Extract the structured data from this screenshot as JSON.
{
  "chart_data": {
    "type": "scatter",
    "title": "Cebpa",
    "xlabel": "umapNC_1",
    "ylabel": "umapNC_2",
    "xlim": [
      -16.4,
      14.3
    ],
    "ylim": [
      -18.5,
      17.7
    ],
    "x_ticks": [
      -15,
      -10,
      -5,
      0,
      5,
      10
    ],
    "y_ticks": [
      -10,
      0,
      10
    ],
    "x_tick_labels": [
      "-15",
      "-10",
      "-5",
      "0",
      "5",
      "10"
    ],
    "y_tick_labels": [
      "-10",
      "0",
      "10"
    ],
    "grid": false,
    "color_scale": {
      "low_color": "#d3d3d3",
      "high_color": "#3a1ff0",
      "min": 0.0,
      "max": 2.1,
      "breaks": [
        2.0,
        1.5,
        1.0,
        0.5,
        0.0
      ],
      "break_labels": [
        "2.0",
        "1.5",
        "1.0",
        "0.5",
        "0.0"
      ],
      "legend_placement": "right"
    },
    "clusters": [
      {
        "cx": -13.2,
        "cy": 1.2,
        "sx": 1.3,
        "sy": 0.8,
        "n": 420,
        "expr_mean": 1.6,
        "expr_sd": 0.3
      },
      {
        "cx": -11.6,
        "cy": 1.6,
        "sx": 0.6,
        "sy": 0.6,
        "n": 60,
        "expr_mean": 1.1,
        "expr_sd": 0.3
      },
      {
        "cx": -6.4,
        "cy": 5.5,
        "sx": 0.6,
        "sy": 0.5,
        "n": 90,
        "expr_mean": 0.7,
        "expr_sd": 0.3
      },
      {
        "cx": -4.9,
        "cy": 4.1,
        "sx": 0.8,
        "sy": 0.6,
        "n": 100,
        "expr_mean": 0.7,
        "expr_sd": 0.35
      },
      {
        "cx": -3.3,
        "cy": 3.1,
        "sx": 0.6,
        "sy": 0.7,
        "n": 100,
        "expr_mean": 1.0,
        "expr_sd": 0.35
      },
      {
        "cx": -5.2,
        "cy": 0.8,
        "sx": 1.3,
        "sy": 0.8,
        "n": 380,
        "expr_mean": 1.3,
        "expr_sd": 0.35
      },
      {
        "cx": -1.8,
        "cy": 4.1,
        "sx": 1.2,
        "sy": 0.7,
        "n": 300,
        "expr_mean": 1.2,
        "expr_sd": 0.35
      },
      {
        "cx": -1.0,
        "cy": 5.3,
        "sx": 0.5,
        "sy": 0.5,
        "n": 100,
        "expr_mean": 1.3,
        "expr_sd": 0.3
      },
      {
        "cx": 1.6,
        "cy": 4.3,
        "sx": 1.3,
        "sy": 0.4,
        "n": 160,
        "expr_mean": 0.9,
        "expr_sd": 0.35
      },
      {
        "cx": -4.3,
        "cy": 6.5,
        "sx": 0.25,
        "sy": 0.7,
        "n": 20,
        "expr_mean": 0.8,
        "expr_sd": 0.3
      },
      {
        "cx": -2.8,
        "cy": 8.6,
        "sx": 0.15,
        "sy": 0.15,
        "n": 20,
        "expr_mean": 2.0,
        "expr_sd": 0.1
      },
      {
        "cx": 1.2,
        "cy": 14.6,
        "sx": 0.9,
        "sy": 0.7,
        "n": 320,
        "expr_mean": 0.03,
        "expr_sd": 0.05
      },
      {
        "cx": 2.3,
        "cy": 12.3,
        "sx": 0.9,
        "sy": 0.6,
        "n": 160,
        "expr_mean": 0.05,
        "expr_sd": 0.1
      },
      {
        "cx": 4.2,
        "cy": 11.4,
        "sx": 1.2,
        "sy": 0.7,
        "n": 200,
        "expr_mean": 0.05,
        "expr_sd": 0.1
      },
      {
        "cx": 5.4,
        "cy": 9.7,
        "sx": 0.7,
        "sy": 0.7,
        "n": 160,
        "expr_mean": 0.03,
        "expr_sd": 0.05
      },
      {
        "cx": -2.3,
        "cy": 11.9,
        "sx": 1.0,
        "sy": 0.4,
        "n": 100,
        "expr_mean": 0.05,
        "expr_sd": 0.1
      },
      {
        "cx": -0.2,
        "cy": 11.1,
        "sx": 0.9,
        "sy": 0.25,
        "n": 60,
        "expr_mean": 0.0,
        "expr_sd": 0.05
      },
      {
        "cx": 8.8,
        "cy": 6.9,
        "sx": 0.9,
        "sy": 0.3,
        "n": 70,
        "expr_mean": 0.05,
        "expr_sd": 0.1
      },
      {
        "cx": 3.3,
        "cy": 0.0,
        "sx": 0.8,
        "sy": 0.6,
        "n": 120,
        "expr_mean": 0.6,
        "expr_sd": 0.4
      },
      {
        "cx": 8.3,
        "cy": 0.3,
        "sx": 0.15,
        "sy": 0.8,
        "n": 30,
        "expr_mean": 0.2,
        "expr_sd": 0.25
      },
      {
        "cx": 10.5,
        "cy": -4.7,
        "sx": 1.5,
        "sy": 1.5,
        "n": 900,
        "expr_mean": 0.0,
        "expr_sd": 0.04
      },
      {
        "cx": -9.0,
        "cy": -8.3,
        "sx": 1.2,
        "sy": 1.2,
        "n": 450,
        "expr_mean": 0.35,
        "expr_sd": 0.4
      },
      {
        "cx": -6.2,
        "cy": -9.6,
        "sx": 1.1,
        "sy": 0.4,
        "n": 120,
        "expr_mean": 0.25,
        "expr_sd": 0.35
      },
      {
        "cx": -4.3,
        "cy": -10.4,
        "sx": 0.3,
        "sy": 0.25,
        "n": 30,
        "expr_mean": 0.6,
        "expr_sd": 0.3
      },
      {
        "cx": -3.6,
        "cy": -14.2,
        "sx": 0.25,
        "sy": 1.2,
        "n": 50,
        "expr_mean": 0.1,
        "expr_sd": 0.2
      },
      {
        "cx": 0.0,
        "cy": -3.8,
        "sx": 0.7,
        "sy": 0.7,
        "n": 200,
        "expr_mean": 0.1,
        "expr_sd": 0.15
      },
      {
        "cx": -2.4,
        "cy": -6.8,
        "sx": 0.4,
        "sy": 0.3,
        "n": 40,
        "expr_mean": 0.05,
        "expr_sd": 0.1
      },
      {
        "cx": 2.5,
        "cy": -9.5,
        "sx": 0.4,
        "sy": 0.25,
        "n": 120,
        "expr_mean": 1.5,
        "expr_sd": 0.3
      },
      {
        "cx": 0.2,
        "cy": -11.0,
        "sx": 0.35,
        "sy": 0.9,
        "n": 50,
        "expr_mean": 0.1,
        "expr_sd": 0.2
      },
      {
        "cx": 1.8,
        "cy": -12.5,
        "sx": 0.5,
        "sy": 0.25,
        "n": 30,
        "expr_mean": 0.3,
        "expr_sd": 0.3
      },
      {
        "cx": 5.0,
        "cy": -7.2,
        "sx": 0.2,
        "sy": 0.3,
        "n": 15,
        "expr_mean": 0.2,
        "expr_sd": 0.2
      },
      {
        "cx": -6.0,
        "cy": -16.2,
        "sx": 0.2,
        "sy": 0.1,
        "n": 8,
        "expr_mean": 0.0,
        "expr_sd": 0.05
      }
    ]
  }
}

▶ **EXERCISE REQUIREMENTS**: Make an exact copy of every entry.

▶ **SOLUTION**:
Extract the structured data from this screenshot as JSON.
{
  "chart_data": {
    "type": "scatter",
    "title": "Cebpa",
    "xlabel": "umapNC_1",
    "ylabel": "umapNC_2",
    "xlim": [
      -16.4,
      14.3
    ],
    "ylim": [
      -18.5,
      17.7
    ],
    "x_ticks": [
      -15,
      -10,
      -5,
      0,
      5,
      10
    ],
    "y_ticks": [
      -10,
      0,
      10
    ],
    "x_tick_labels": [
      "-15",
      "-10",
      "-5",
      "0",
      "5",
      "10"
    ],
    "y_tick_labels": [
      "-10",
      "0",
      "10"
    ],
    "grid": false,
    "color_scale": {
      "low_color": "#d3d3d3",
      "high_color": "#3a1ff0",
      "min": 0.0,
      "max": 2.1,
      "breaks": [
        2.0,
        1.5,
        1.0,
        0.5,
        0.0
      ],
      "break_labels": [
        "2.0",
        "1.5",
        "1.0",
        "0.5",
        "0.0"
      ],
      "legend_placement": "right"
    },
    "clusters": [
      {
        "cx": -13.2,
        "cy": 1.2,
        "sx": 1.3,
        "sy": 0.8,
        "n": 420,
        "expr_mean": 1.6,
        "expr_sd": 0.3
      },
      {
        "cx": -11.6,
        "cy": 1.6,
        "sx": 0.6,
        "sy": 0.6,
        "n": 60,
        "expr_mean": 1.1,
        "expr_sd": 0.3
      },
      {
        "cx": -6.4,
        "cy": 5.5,
        "sx": 0.6,
        "sy": 0.5,
        "n": 90,
        "expr_mean": 0.7,
        "expr_sd": 0.3
      },
      {
        "cx": -4.9,
        "cy": 4.1,
        "sx": 0.8,
        "sy": 0.6,
        "n": 100,
        "expr_mean": 0.7,
        "expr_sd": 0.35
      },
      {
        "cx": -3.3,
        "cy": 3.1,
        "sx": 0.6,
        "sy": 0.7,
        "n": 100,
        "expr_mean": 1.0,
        "expr_sd": 0.35
      },
      {
        "cx": -5.2,
        "cy": 0.8,
        "sx": 1.3,
        "sy": 0.8,
        "n": 380,
        "expr_mean": 1.3,
        "expr_sd": 0.35
      },
      {
        "cx": -1.8,
        "cy": 4.1,
        "sx": 1.2,
        "sy": 0.7,
        "n": 300,
        "expr_mean": 1.2,
        "expr_sd": 0.35
      },
      {
        "cx": -1.0,
        "cy": 5.3,
        "sx": 0.5,
        "sy": 0.5,
        "n": 100,
        "expr_mean": 1.3,
        "expr_sd": 0.3
      },
      {
        "cx": 1.6,
        "cy": 4.3,
        "sx": 1.3,
        "sy": 0.4,
        "n": 160,
        "expr_mean": 0.9,
        "expr_sd": 0.35
      },
      {
        "cx": -4.3,
        "cy": 6.5,
        "sx": 0.25,
        "sy": 0.7,
        "n": 20,
        "expr_mean": 0.8,
        "expr_sd": 0.3
      },
      {
        "cx": -2.8,
        "cy": 8.6,
        "sx": 0.15,
        "sy": 0.15,
        "n": 20,
        "expr_mean": 2.0,
        "expr_sd": 0.1
      },
      {
        "cx": 1.2,
        "cy": 14.6,
        "sx": 0.9,
        "sy": 0.7,
        "n": 320,
        "expr_mean": 0.03,
        "expr_sd": 0.05
      },
      {
        "cx": 2.3,
        "cy": 12.3,
        "sx": 0.9,
        "sy": 0.6,
        "n": 160,
        "expr_mean": 0.05,
        "expr_sd": 0.1
      },
      {
        "cx": 4.2,
        "cy": 11.4,
        "sx": 1.2,
        "sy": 0.7,
        "n": 200,
        "expr_mean": 0.05,
        "expr_sd": 0.1
      },
      {
        "cx": 5.4,
        "cy": 9.7,
        "sx": 0.7,
        "sy": 0.7,
        "n": 160,
        "expr_mean": 0.03,
        "expr_sd": 0.05
      },
      {
        "cx": -2.3,
        "cy": 11.9,
        "sx": 1.0,
        "sy": 0.4,
        "n": 100,
        "expr_mean": 0.05,
        "expr_sd": 0.1
      },
      {
        "cx": -0.2,
        "cy": 11.1,
        "sx": 0.9,
        "sy": 0.25,
        "n": 60,
        "expr_mean": 0.0,
        "expr_sd": 0.05
      },
      {
        "cx": 8.8,
        "cy": 6.9,
        "sx": 0.9,
        "sy": 0.3,
        "n": 70,
        "expr_mean": 0.05,
        "expr_sd": 0.1
      },
      {
        "cx": 3.3,
        "cy": 0.0,
        "sx": 0.8,
        "sy": 0.6,
        "n": 120,
        "expr_mean": 0.6,
        "expr_sd": 0.4
      },
      {
        "cx": 8.3,
        "cy": 0.3,
        "sx": 0.15,
        "sy": 0.8,
        "n": 30,
        "expr_mean": 0.2,
        "expr_sd": 0.25
      },
      {
        "cx": 10.5,
        "cy": -4.7,
        "sx": 1.5,
        "sy": 1.5,
        "n": 900,
        "expr_mean": 0.0,
        "expr_sd": 0.04
      },
      {
        "cx": -9.0,
        "cy": -8.3,
        "sx": 1.2,
        "sy": 1.2,
        "n": 450,
        "expr_mean": 0.35,
        "expr_sd": 0.4
      },
      {
        "cx": -6.2,
        "cy": -9.6,
        "sx": 1.1,
        "sy": 0.4,
        "n": 120,
        "expr_mean": 0.25,
        "expr_sd": 0.35
      },
      {
        "cx": -4.3,
        "cy": -10.4,
        "sx": 0.3,
        "sy": 0.25,
        "n": 30,
        "expr_mean": 0.6,
        "expr_sd": 0.3
      },
      {
        "cx": -3.6,
        "cy": -14.2,
        "sx": 0.25,
        "sy": 1.2,
        "n": 50,
        "expr_mean": 0.1,
        "expr_sd": 0.2
      },
      {
        "cx": 0.0,
        "cy": -3.8,
        "sx": 0.7,
        "sy": 0.7,
        "n": 200,
        "expr_mean": 0.1,
        "expr_sd": 0.15
      },
      {
        "cx": -2.4,
        "cy": -6.8,
        "sx": 0.4,
        "sy": 0.3,
        "n": 40,
        "expr_mean": 0.05,
        "expr_sd": 0.1
      },
      {
        "cx": 2.5,
        "cy": -9.5,
        "sx": 0.4,
        "sy": 0.25,
        "n": 120,
        "expr_mean": 1.5,
        "expr_sd": 0.3
      },
      {
        "cx": 0.2,
        "cy": -11.0,
        "sx": 0.35,
        "sy": 0.9,
        "n": 50,
        "expr_mean": 0.1,
        "expr_sd": 0.2
      },
      {
        "cx": 1.8,
        "cy": -12.5,
        "sx": 0.5,
        "sy": 0.25,
        "n": 30,
        "expr_mean": 0.3,
        "expr_sd": 0.3
      },
      {
        "cx": 5.0,
        "cy": -7.2,
        "sx": 0.2,
        "sy": 0.3,
        "n": 15,
        "expr_mean": 0.2,
        "expr_sd": 0.2
      },
      {
        "cx": -6.0,
        "cy": -16.2,
        "sx": 0.2,
        "sy": 0.1,
        "n": 8,
        "expr_mean": 0.0,
        "expr_sd": 0.05
      }
    ]
  }
}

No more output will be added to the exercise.